• [Direction]: Return all lines with the word "einer" in them.

Collected data entries:
----------------

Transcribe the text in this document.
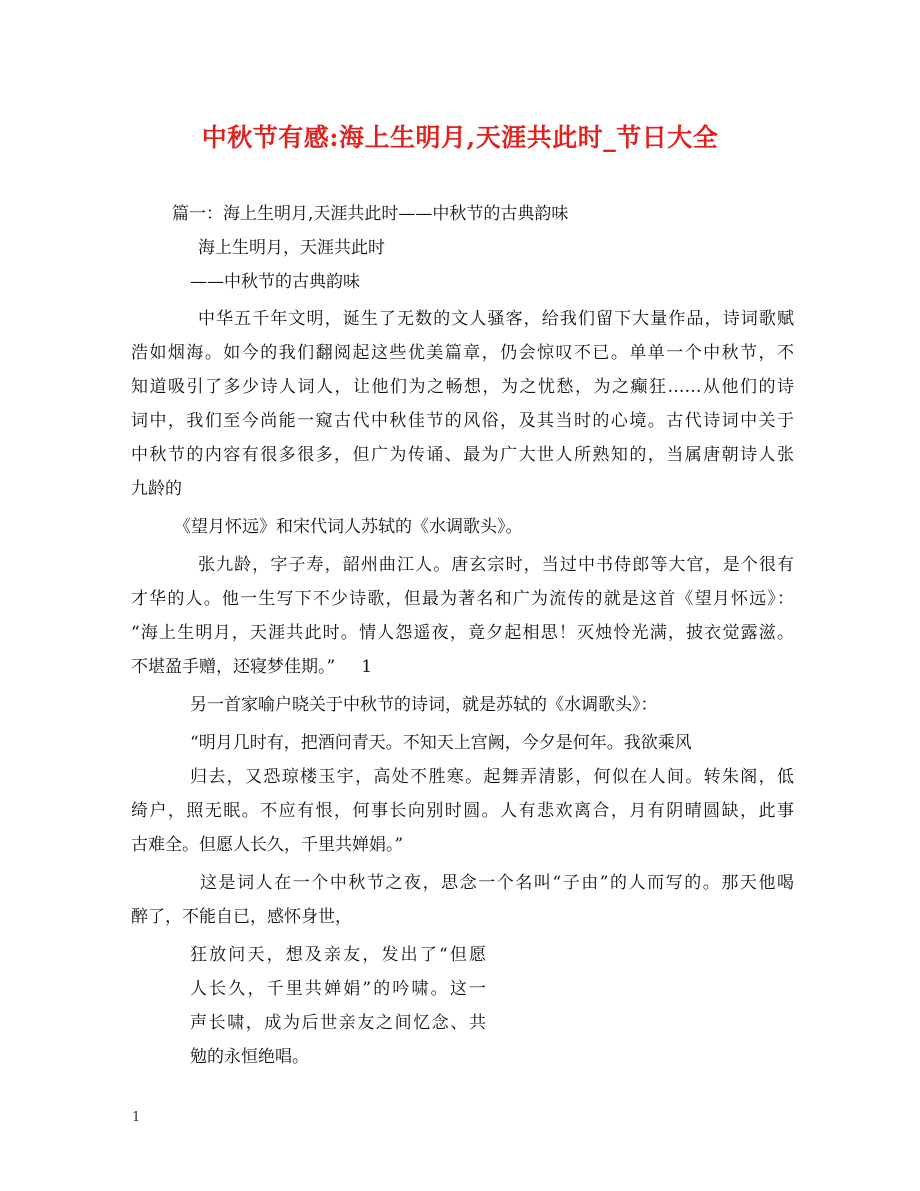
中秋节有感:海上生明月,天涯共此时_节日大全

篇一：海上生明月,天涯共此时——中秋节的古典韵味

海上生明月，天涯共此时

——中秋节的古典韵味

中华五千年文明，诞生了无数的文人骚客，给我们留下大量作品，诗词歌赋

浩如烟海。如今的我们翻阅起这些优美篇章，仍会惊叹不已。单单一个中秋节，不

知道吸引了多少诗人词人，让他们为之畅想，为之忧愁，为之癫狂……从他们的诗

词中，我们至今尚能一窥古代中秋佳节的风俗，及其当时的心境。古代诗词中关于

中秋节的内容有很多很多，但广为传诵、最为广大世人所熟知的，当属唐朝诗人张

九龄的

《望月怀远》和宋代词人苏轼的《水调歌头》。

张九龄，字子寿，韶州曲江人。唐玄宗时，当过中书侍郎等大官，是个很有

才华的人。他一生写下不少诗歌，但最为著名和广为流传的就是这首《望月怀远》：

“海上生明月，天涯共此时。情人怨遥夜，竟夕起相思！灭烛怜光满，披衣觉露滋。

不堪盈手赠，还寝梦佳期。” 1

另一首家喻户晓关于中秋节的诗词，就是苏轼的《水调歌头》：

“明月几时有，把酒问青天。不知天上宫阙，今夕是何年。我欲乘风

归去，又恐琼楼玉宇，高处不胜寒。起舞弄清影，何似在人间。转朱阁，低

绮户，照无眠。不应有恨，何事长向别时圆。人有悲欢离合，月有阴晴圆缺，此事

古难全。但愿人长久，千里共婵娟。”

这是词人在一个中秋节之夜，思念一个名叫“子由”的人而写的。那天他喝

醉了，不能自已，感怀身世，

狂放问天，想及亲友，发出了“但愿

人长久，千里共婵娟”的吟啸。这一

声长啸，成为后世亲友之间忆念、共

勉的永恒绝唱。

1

----------------

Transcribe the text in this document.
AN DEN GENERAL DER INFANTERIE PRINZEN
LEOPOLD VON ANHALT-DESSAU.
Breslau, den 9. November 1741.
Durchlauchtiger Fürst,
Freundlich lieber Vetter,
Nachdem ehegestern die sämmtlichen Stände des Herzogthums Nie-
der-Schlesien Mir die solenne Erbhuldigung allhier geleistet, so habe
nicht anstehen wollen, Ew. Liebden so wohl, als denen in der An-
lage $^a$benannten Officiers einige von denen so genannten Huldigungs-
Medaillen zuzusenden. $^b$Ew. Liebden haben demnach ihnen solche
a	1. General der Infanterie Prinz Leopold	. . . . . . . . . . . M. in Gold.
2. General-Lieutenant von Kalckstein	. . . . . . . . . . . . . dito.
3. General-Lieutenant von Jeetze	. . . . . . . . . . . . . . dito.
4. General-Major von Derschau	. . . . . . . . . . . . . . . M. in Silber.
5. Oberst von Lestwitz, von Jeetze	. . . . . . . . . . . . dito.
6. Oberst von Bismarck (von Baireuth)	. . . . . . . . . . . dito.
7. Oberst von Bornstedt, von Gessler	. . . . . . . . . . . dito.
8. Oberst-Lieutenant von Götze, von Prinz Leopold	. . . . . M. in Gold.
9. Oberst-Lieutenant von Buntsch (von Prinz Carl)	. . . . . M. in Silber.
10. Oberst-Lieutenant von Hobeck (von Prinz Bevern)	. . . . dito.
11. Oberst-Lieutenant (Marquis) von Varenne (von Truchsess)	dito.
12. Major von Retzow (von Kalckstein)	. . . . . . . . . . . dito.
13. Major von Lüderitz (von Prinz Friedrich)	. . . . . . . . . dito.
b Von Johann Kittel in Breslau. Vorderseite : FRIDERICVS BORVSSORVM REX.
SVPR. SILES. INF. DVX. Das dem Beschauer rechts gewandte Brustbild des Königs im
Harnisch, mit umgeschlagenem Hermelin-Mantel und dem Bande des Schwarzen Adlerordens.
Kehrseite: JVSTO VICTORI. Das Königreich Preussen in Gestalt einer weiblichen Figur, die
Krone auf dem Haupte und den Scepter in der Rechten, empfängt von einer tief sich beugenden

----------------

• [In response]:
Kehrseite: JVSTO VICTORI. Das Königreich Preussen in Gestalt einer weiblichen Figur, die
Krone auf dem Haupte und den Scepter in der Rechten, empfängt von einer tief sich beugenden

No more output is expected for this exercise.